__Exercise requirements__:
Copy the records word for word, from the first line down to and including the line that contains "x-tick-label: 0.58 — [401, 552, 437, 571]".
** Start **
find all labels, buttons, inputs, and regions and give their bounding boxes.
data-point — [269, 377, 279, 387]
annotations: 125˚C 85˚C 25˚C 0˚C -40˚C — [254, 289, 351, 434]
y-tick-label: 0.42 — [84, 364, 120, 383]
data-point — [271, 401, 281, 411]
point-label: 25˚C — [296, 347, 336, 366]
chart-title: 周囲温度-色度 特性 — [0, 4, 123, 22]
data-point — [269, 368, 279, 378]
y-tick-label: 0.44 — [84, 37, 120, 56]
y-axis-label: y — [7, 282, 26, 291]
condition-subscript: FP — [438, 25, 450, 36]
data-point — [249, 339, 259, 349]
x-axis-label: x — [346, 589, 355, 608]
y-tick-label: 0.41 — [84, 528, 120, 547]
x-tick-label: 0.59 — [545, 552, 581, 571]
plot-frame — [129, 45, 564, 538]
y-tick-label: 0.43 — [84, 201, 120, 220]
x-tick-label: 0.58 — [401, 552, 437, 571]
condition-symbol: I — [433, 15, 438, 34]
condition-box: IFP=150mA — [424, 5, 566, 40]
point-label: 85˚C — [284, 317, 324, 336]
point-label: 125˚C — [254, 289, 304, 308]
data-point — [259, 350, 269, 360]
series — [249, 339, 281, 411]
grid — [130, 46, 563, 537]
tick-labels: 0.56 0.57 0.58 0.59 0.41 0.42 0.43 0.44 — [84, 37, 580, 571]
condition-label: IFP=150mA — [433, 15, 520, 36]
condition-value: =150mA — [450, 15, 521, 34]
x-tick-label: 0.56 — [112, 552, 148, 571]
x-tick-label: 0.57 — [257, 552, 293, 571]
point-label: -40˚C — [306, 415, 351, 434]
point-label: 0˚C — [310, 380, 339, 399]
** End **
__Answer to the task__:
find all labels, buttons, inputs, and regions and give their bounding boxes.
data-point — [269, 377, 279, 387]
annotations: 125˚C 85˚C 25˚C 0˚C -40˚C — [254, 289, 351, 434]
y-tick-label: 0.42 — [84, 364, 120, 383]
data-point — [271, 401, 281, 411]
point-label: 25˚C — [296, 347, 336, 366]
chart-title: 周囲温度-色度 特性 — [0, 4, 123, 22]
data-point — [269, 368, 279, 378]
y-tick-label: 0.44 — [84, 37, 120, 56]
y-axis-label: y — [7, 282, 26, 291]
condition-subscript: FP — [438, 25, 450, 36]
data-point — [249, 339, 259, 349]
x-axis-label: x — [346, 589, 355, 608]
y-tick-label: 0.41 — [84, 528, 120, 547]
x-tick-label: 0.59 — [545, 552, 581, 571]
plot-frame — [129, 45, 564, 538]
y-tick-label: 0.43 — [84, 201, 120, 220]
x-tick-label: 0.58 — [401, 552, 437, 571]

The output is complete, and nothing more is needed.